Can you write out all the lines word for word, with no pictures?

Listed entries:
════════════════

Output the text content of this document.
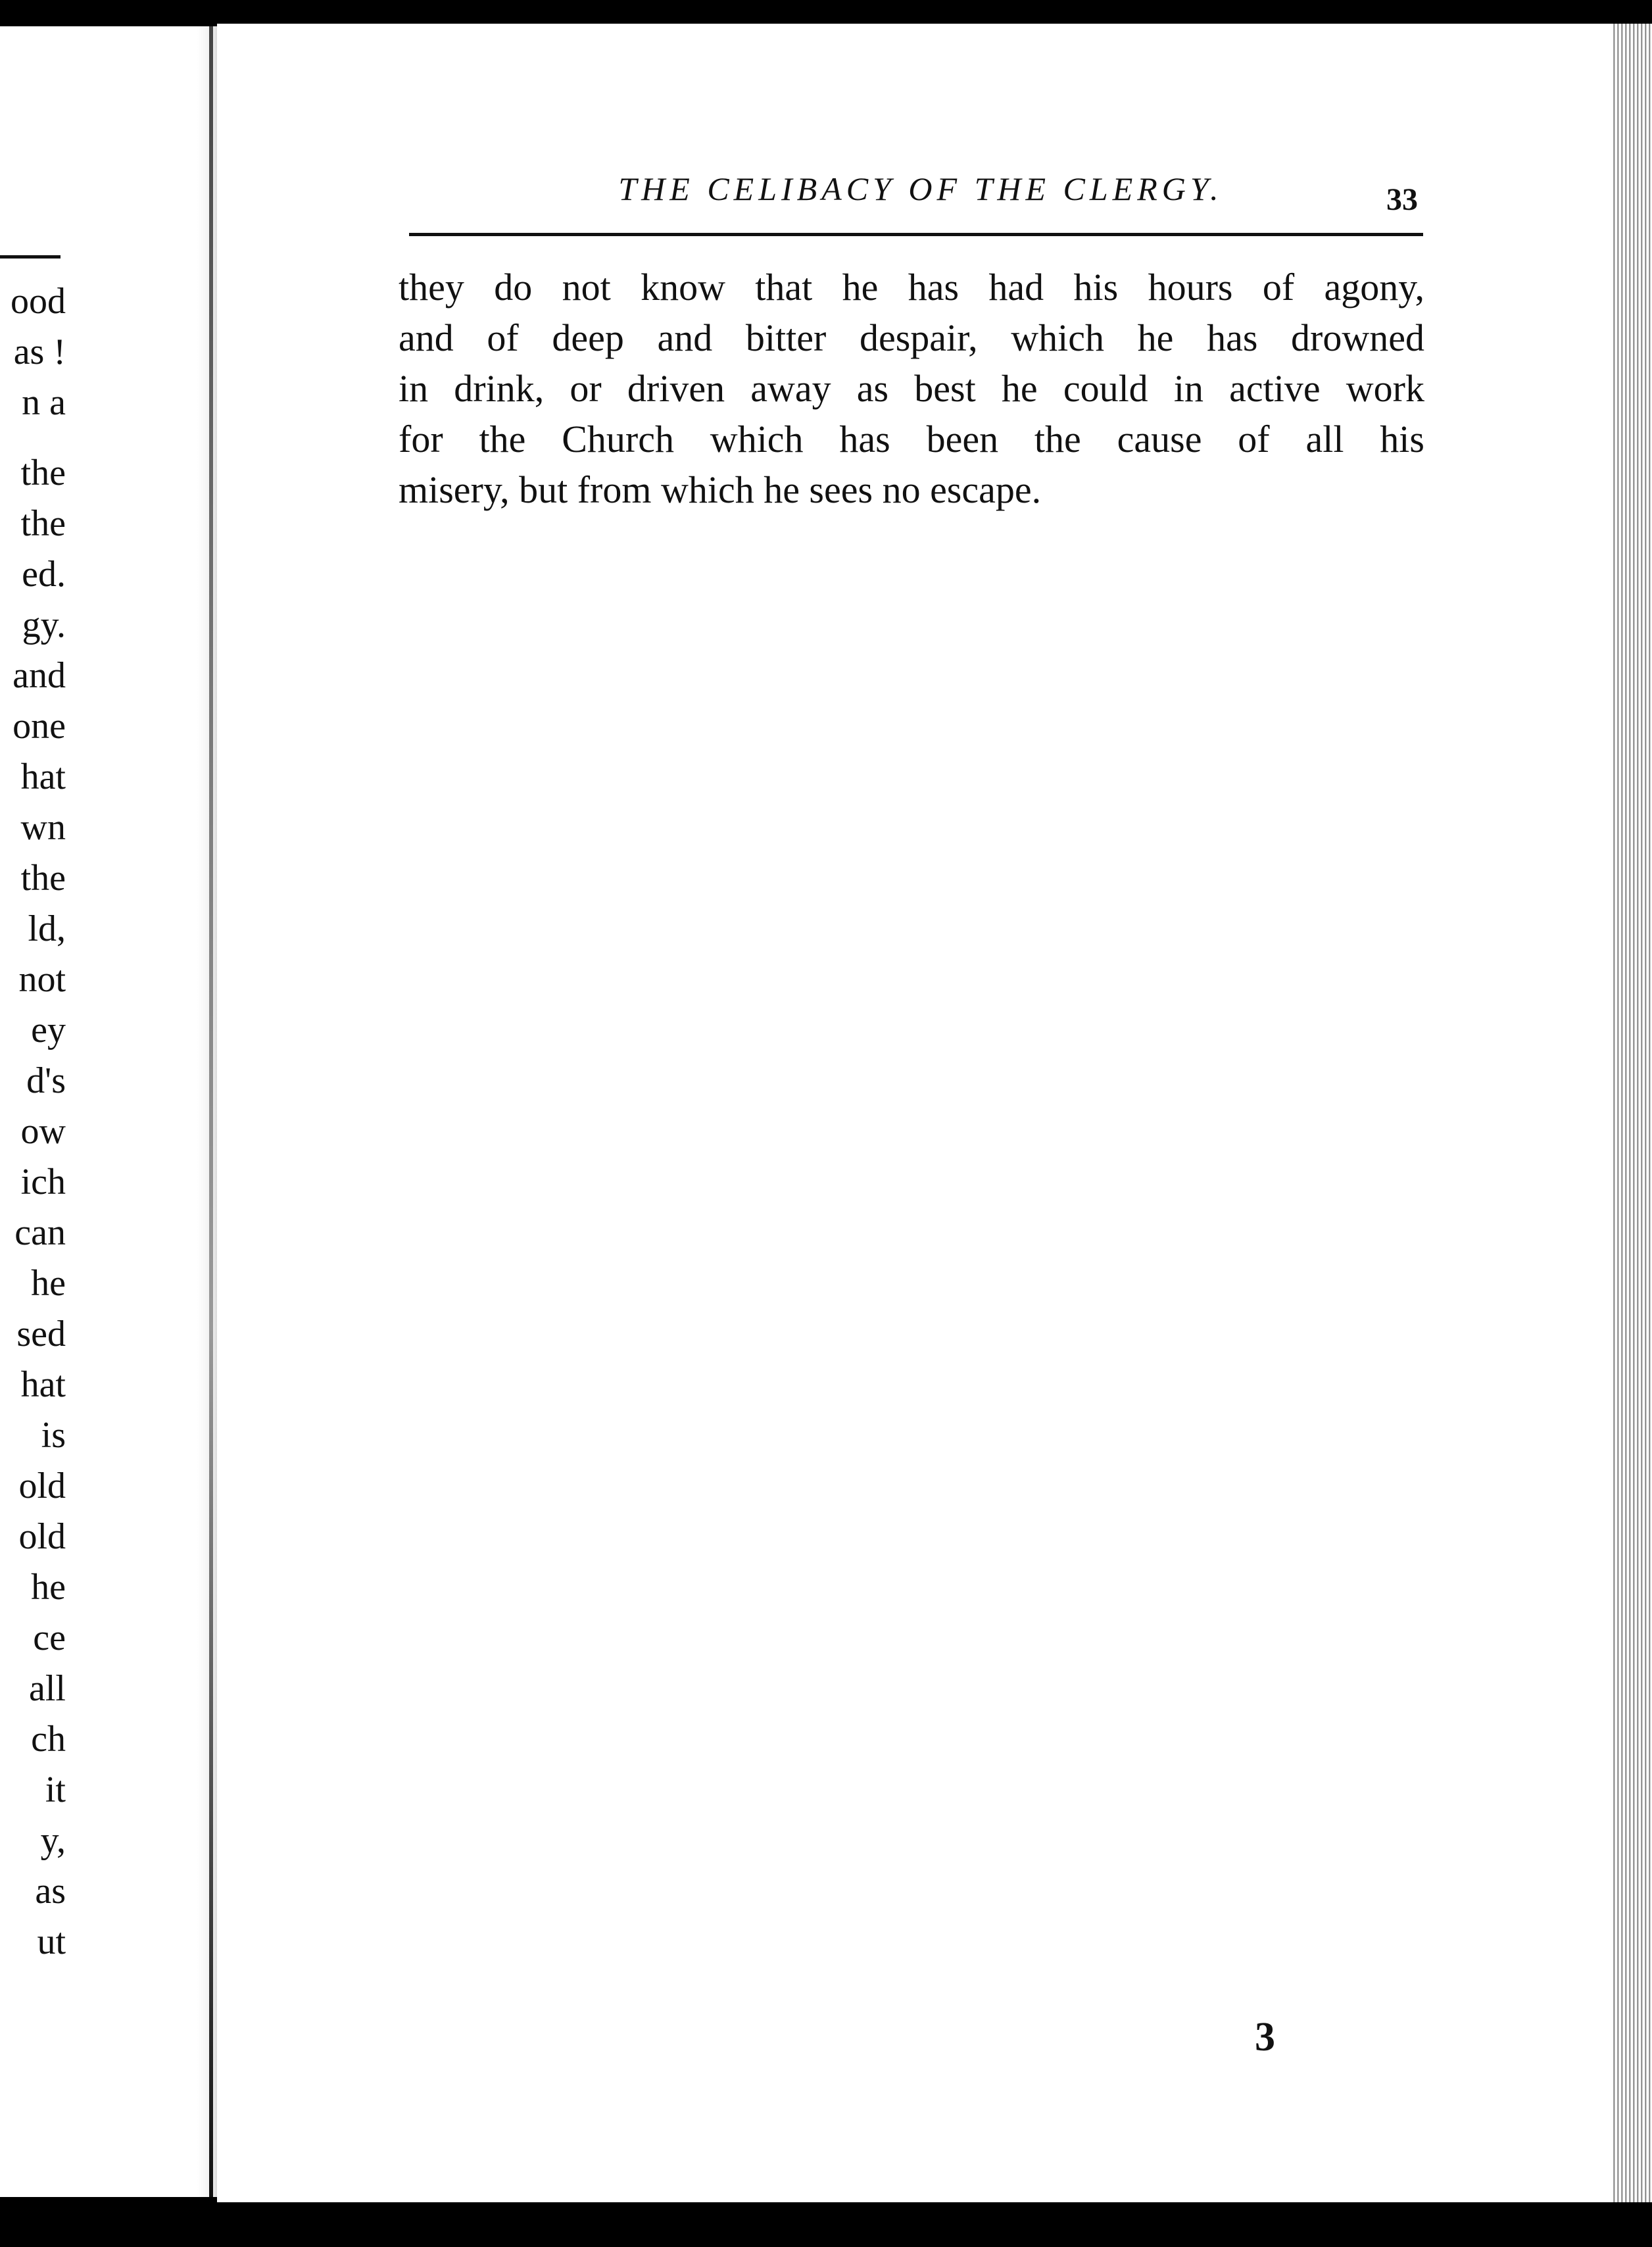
ood
as !
n a
the
the
ed.
gy.
and
one
hat
wn
the
ld,
not
ey
d's
ow
ich
can
he
sed
hat
is
old
old
he
ce
all
ch
it
y,
as
ut
THE CELIBACY OF THE CLERGY.	33
they do not know that he has had his hours of agony,
and of deep and bitter despair, which he has drowned
in drink, or driven away as best he could in active work
for the Church which has been the cause of all his
misery, but from which he sees no escape.
3
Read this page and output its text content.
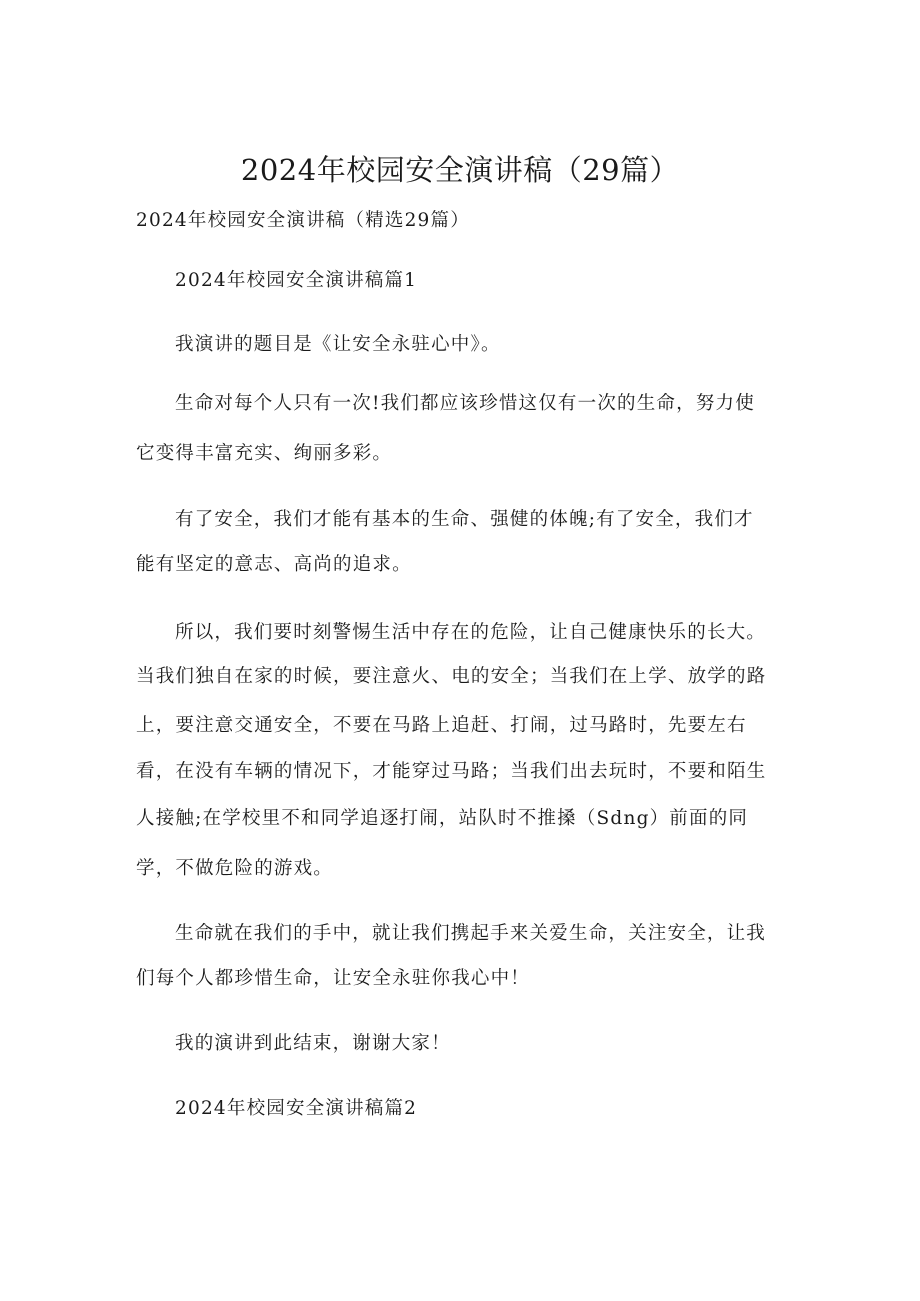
2024年校园安全演讲稿（29篇）
2024年校园安全演讲稿（精选29篇）
2024年校园安全演讲稿篇1
我演讲的题目是《让安全永驻心中》。
生命对每个人只有一次!我们都应该珍惜这仅有一次的生命，努力使
它变得丰富充实、绚丽多彩。
有了安全，我们才能有基本的生命、强健的体魄;有了安全，我们才
能有坚定的意志、高尚的追求。
所以，我们要时刻警惕生活中存在的危险，让自己健康快乐的长大。
当我们独自在家的时候，要注意火、电的安全；当我们在上学、放学的路
上，要注意交通安全，不要在马路上追赶、打闹，过马路时，先要左右
看，在没有车辆的情况下，才能穿过马路；当我们出去玩时，不要和陌生
人接触;在学校里不和同学追逐打闹，站队时不推搡（Sdng）前面的同
学，不做危险的游戏。
生命就在我们的手中，就让我们携起手来关爱生命，关注安全，让我
们每个人都珍惜生命，让安全永驻你我心中！
我的演讲到此结束，谢谢大家！
2024年校园安全演讲稿篇2
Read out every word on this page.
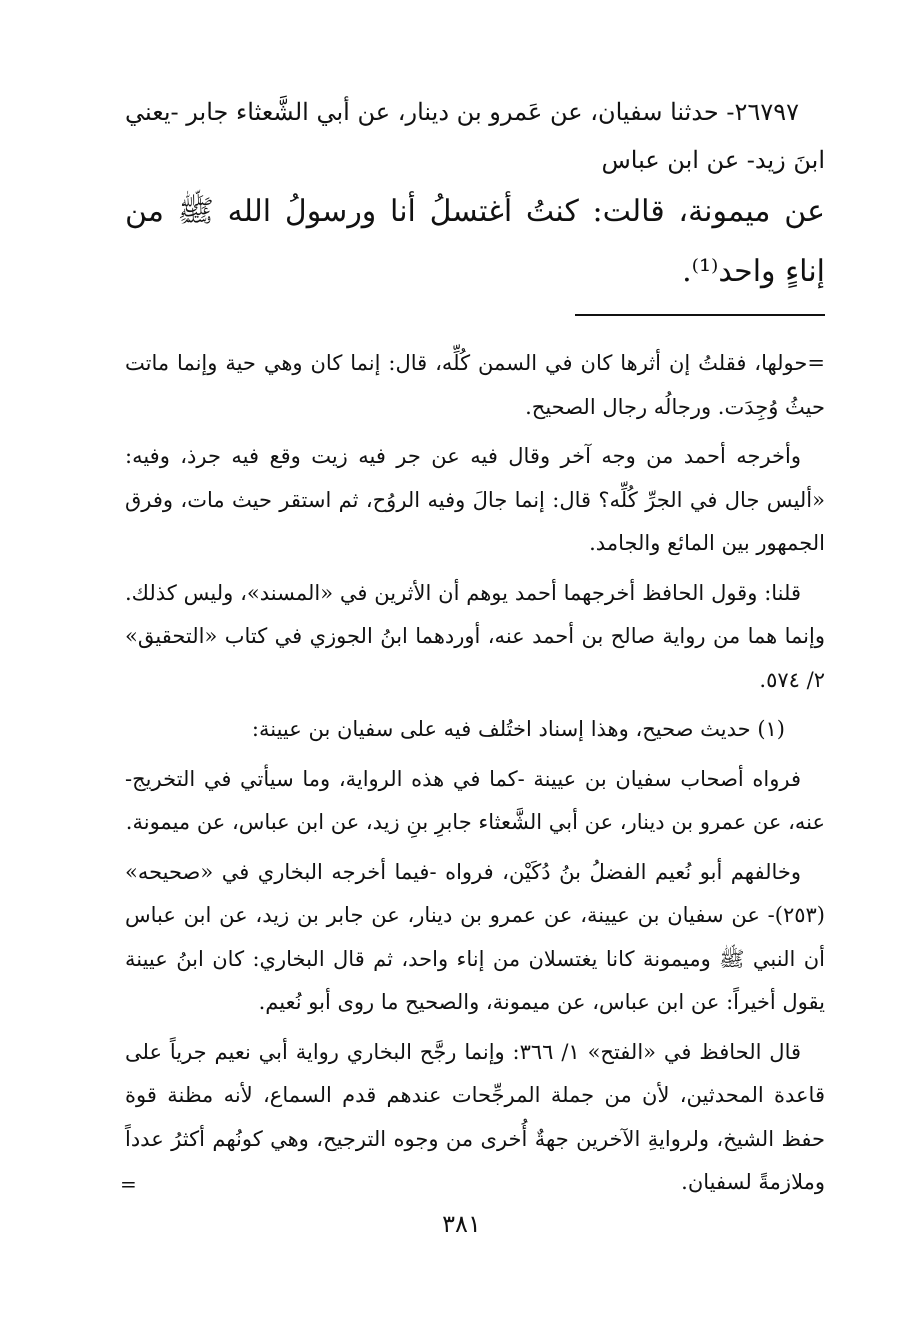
٢٦٧٩٧- حدثنا سفيان، عن عَمرو بن دينار، عن أبي الشَّعثاء جابر -يعني ابنَ زيد- عن ابن عباس

عن ميمونة، قالت: كنتُ أغتسلُ أنا ورسولُ الله ﷺ من إناءٍ واحد⁽¹⁾.

=حولها، فقلتُ إن أثرها كان في السمن كُلِّه، قال: إنما كان وهي حية وإنما ماتت حيثُ وُجِدَت. ورجالُه رجال الصحيح.

وأخرجه أحمد من وجه آخر وقال فيه عن جر فيه زيت وقع فيه جرذ، وفيه: «أليس جال في الجرِّ كُلِّه؟ قال: إنما جالَ وفيه الروُح، ثم استقر حيث مات، وفرق الجمهور بين المائع والجامد.

قلنا: وقول الحافظ أخرجهما أحمد يوهم أن الأثرين في «المسند»، وليس كذلك. وإنما هما من رواية صالح بن أحمد عنه، أوردهما ابنُ الجوزي في كتاب «التحقيق» ٢/ ٥٧٤.

(١) حديث صحيح، وهذا إسناد اختُلف فيه على سفيان بن عيينة:

فرواه أصحاب سفيان بن عيينة -كما في هذه الرواية، وما سيأتي في التخريج- عنه، عن عمرو بن دينار، عن أبي الشَّعثاء جابرِ بنِ زيد، عن ابن عباس، عن ميمونة.

وخالفهم أبو نُعيم الفضلُ بنُ دُكَيْن، فرواه -فيما أخرجه البخاري في «صحيحه» (٢٥٣)- عن سفيان بن عيينة، عن عمرو بن دينار، عن جابر بن زيد، عن ابن عباس أن النبي ﷺ وميمونة كانا يغتسلان من إناء واحد، ثم قال البخاري: كان ابنُ عيينة يقول أخيراً: عن ابن عباس، عن ميمونة، والصحيح ما روى أبو نُعيم.

قال الحافظ في «الفتح» ١/ ٣٦٦: وإنما رجَّح البخاري رواية أبي نعيم جرياً على قاعدة المحدثين، لأن من جملة المرجِّحات عندهم قدم السماع، لأنه مظنة قوة حفظ الشيخ، ولروايةِ الآخرين جهةٌ أُخرى من وجوه الترجيح، وهي كونُهم أكثرُ عدداً وملازمةً لسفيان.

=
٣٨١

════════════════

Worked solution:
Output the text content of this document.
ood
as !
n a
the
the
ed.
gy.
and
one
hat
wn
the
ld,
not
ey
d's
ow
ich
can
he
sed
hat
is
old
old
he
ce
all
ch
it
y,
as
ut
THE CELIBACY OF THE CLERGY.	33
they do not know that he has had his hours of agony,
and of deep and bitter despair, which he has drowned
in drink, or driven away as best he could in active work
for the Church which has been the cause of all his
misery, but from which he sees no escape.
3
Read this page and output its text content.
2024年校园安全演讲稿（29篇）
2024年校园安全演讲稿（精选29篇）
2024年校园安全演讲稿篇1
我演讲的题目是《让安全永驻心中》。
生命对每个人只有一次!我们都应该珍惜这仅有一次的生命，努力使
它变得丰富充实、绚丽多彩。
有了安全，我们才能有基本的生命、强健的体魄;有了安全，我们才
能有坚定的意志、高尚的追求。
所以，我们要时刻警惕生活中存在的危险，让自己健康快乐的长大。
当我们独自在家的时候，要注意火、电的安全；当我们在上学、放学的路
上，要注意交通安全，不要在马路上追赶、打闹，过马路时，先要左右
看，在没有车辆的情况下，才能穿过马路；当我们出去玩时，不要和陌生
人接触;在学校里不和同学追逐打闹，站队时不推搡（Sdng）前面的同
学，不做危险的游戏。
生命就在我们的手中，就让我们携起手来关爱生命，关注安全，让我
们每个人都珍惜生命，让安全永驻你我心中！
我的演讲到此结束，谢谢大家！
2024年校园安全演讲稿篇2
Read out every word on this page.
٢٦٧٩٧- حدثنا سفيان، عن عَمرو بن دينار، عن أبي الشَّعثاء جابر -يعني ابنَ زيد- عن ابن عباس

عن ميمونة، قالت: كنتُ أغتسلُ أنا ورسولُ الله ﷺ من إناءٍ واحد⁽¹⁾.

=حولها، فقلتُ إن أثرها كان في السمن كُلِّه، قال: إنما كان وهي حية وإنما ماتت حيثُ وُجِدَت. ورجالُه رجال الصحيح.

وأخرجه أحمد من وجه آخر وقال فيه عن جر فيه زيت وقع فيه جرذ، وفيه: «أليس جال في الجرِّ كُلِّه؟ قال: إنما جالَ وفيه الروُح، ثم استقر حيث مات، وفرق الجمهور بين المائع والجامد.

قلنا: وقول الحافظ أخرجهما أحمد يوهم أن الأثرين في «المسند»، وليس كذلك. وإنما هما من رواية صالح بن أحمد عنه، أوردهما ابنُ الجوزي في كتاب «التحقيق» ٢/ ٥٧٤.

(١) حديث صحيح، وهذا إسناد اختُلف فيه على سفيان بن عيينة:

فرواه أصحاب سفيان بن عيينة -كما في هذه الرواية، وما سيأتي في التخريج- عنه، عن عمرو بن دينار، عن أبي الشَّعثاء جابرِ بنِ زيد، عن ابن عباس، عن ميمونة.

وخالفهم أبو نُعيم الفضلُ بنُ دُكَيْن، فرواه -فيما أخرجه البخاري في «صحيحه» (٢٥٣)- عن سفيان بن عيينة، عن عمرو بن دينار، عن جابر بن زيد، عن ابن عباس أن النبي ﷺ وميمونة كانا يغتسلان من إناء واحد، ثم قال البخاري: كان ابنُ عيينة يقول أخيراً: عن ابن عباس، عن ميمونة، والصحيح ما روى أبو نُعيم.

قال الحافظ في «الفتح» ١/ ٣٦٦: وإنما رجَّح البخاري رواية أبي نعيم جرياً على قاعدة المحدثين، لأن من جملة المرجِّحات عندهم قدم السماع، لأنه مظنة قوة حفظ الشيخ، ولروايةِ الآخرين جهةٌ أُخرى من وجوه الترجيح، وهي كونُهم أكثرُ عدداً وملازمةً لسفيان.

=
٣٨١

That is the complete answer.